* YOUR TASK
Emit the data below verbatim, stripping out any pictures.

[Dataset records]
──────────────────────────────

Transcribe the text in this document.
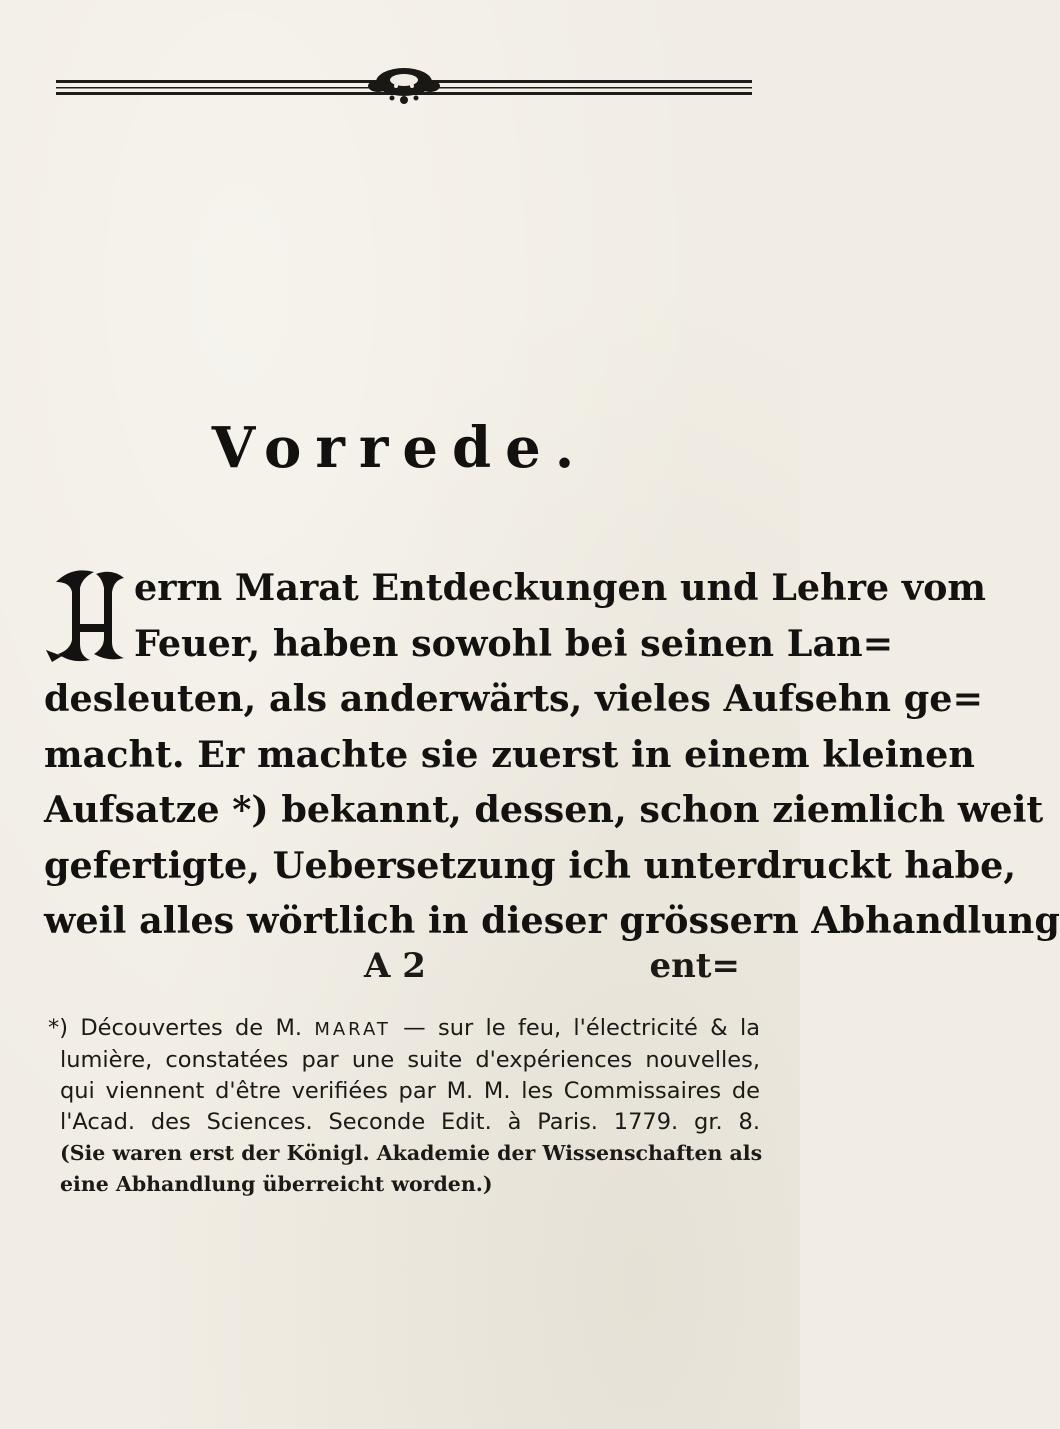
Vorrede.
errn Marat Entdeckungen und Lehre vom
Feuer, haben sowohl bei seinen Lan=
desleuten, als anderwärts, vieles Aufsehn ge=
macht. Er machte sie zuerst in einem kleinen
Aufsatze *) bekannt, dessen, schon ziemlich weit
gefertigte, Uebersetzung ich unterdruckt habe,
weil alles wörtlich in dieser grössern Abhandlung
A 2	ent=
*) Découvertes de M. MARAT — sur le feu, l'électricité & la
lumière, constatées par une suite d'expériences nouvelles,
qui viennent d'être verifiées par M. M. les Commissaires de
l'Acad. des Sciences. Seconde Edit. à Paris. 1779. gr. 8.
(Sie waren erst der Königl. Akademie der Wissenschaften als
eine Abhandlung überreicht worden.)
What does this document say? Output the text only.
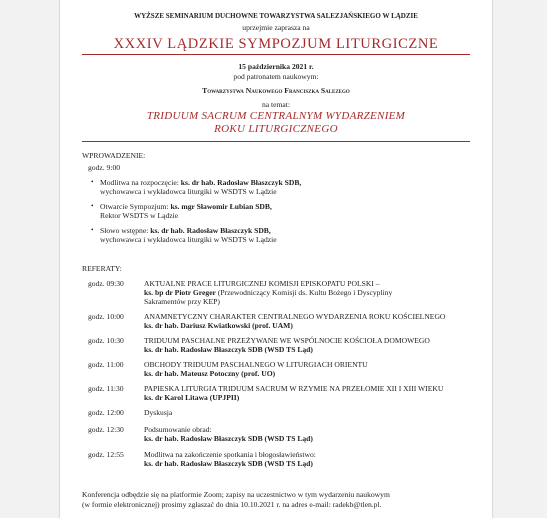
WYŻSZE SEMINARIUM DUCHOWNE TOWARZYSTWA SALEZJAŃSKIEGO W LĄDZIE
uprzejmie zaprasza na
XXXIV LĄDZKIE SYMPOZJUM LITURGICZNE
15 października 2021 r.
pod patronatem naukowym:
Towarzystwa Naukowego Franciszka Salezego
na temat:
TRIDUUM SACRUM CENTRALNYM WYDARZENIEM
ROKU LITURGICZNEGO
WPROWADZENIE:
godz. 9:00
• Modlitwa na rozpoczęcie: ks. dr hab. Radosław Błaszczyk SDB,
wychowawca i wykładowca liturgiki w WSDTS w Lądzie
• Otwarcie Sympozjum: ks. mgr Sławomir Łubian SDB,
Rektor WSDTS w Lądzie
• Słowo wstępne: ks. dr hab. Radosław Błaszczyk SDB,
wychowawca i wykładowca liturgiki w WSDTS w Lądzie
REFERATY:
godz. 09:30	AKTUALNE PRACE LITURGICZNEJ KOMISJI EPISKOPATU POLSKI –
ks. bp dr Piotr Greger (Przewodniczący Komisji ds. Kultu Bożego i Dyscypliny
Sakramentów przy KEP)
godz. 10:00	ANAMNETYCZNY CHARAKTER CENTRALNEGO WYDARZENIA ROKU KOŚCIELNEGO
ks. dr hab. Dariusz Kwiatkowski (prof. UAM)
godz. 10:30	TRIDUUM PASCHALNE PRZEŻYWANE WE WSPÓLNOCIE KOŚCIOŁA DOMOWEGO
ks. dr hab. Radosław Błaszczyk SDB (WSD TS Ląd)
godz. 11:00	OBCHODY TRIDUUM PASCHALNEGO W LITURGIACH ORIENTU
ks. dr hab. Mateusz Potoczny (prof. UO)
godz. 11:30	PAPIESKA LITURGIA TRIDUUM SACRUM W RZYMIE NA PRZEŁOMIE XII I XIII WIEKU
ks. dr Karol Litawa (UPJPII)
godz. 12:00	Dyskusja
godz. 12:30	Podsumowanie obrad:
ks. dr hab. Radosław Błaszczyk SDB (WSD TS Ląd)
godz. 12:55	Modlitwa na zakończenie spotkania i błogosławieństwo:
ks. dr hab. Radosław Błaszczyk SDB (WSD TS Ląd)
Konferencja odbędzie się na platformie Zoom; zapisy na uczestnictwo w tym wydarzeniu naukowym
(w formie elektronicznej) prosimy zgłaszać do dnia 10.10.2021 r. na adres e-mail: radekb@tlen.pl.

──────────────────────────────

* THE COMPLETED TASK
Transcribe the text in this document.
Vorrede.
errn Marat Entdeckungen und Lehre vom
Feuer, haben sowohl bei seinen Lan=
desleuten, als anderwärts, vieles Aufsehn ge=
macht. Er machte sie zuerst in einem kleinen
Aufsatze *) bekannt, dessen, schon ziemlich weit
gefertigte, Uebersetzung ich unterdruckt habe,
weil alles wörtlich in dieser grössern Abhandlung
A 2	ent=
*) Découvertes de M. MARAT — sur le feu, l'électricité & la
lumière, constatées par une suite d'expériences nouvelles,
qui viennent d'être verifiées par M. M. les Commissaires de
l'Acad. des Sciences. Seconde Edit. à Paris. 1779. gr. 8.
(Sie waren erst der Königl. Akademie der Wissenschaften als
eine Abhandlung überreicht worden.)
What does this document say? Output the text only.
WYŻSZE SEMINARIUM DUCHOWNE TOWARZYSTWA SALEZJAŃSKIEGO W LĄDZIE
uprzejmie zaprasza na
XXXIV LĄDZKIE SYMPOZJUM LITURGICZNE
15 października 2021 r.
pod patronatem naukowym:
Towarzystwa Naukowego Franciszka Salezego
na temat:
TRIDUUM SACRUM CENTRALNYM WYDARZENIEM
ROKU LITURGICZNEGO
WPROWADZENIE:
godz. 9:00
• Modlitwa na rozpoczęcie: ks. dr hab. Radosław Błaszczyk SDB,
wychowawca i wykładowca liturgiki w WSDTS w Lądzie
• Otwarcie Sympozjum: ks. mgr Sławomir Łubian SDB,
Rektor WSDTS w Lądzie
• Słowo wstępne: ks. dr hab. Radosław Błaszczyk SDB,
wychowawca i wykładowca liturgiki w WSDTS w Lądzie
REFERATY:
godz. 09:30	AKTUALNE PRACE LITURGICZNEJ KOMISJI EPISKOPATU POLSKI –
ks. bp dr Piotr Greger (Przewodniczący Komisji ds. Kultu Bożego i Dyscypliny
Sakramentów przy KEP)
godz. 10:00	ANAMNETYCZNY CHARAKTER CENTRALNEGO WYDARZENIA ROKU KOŚCIELNEGO
ks. dr hab. Dariusz Kwiatkowski (prof. UAM)
godz. 10:30	TRIDUUM PASCHALNE PRZEŻYWANE WE WSPÓLNOCIE KOŚCIOŁA DOMOWEGO
ks. dr hab. Radosław Błaszczyk SDB (WSD TS Ląd)
godz. 11:00	OBCHODY TRIDUUM PASCHALNEGO W LITURGIACH ORIENTU
ks. dr hab. Mateusz Potoczny (prof. UO)
godz. 11:30	PAPIESKA LITURGIA TRIDUUM SACRUM W RZYMIE NA PRZEŁOMIE XII I XIII WIEKU
ks. dr Karol Litawa (UPJPII)
godz. 12:00	Dyskusja
godz. 12:30	Podsumowanie obrad:
ks. dr hab. Radosław Błaszczyk SDB (WSD TS Ląd)
godz. 12:55	Modlitwa na zakończenie spotkania i błogosławieństwo:
ks. dr hab. Radosław Błaszczyk SDB (WSD TS Ląd)
Konferencja odbędzie się na platformie Zoom; zapisy na uczestnictwo w tym wydarzeniu naukowym
(w formie elektronicznej) prosimy zgłaszać do dnia 10.10.2021 r. na adres e-mail: radekb@tlen.pl.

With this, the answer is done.